Short exercise.
Among the records below, find each line that includes the string "this" and copy it.

(Dataset entries)
════
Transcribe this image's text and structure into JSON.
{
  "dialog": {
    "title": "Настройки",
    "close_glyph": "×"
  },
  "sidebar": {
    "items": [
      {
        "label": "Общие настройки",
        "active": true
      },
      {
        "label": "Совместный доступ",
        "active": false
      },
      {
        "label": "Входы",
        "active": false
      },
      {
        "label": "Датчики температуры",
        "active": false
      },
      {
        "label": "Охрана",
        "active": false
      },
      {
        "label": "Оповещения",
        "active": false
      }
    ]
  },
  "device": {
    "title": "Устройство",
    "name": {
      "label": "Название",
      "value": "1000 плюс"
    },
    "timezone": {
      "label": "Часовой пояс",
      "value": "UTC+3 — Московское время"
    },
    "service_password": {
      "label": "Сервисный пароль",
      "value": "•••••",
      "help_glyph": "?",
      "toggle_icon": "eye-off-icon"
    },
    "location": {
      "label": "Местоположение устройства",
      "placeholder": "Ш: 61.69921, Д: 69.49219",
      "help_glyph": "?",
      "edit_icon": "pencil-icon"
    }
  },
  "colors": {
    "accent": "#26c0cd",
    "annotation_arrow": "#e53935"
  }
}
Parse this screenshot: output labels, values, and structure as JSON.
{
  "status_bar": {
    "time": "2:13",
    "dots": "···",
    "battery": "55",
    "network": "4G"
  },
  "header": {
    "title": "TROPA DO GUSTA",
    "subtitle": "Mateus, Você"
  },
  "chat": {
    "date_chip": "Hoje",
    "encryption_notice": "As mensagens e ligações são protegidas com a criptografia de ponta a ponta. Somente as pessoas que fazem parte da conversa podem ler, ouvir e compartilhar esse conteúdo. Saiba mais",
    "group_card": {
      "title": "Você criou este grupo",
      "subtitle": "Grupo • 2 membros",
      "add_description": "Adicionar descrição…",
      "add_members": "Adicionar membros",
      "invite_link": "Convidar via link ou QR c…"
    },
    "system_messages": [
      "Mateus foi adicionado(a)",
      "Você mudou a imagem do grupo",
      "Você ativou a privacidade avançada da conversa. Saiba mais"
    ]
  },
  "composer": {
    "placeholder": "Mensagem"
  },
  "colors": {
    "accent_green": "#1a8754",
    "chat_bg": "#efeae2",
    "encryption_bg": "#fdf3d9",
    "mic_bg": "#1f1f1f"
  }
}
════
Completed task.
Transcribe this image's text and structure into JSON.
Parse this screenshot: output labels, values, and structure as JSON.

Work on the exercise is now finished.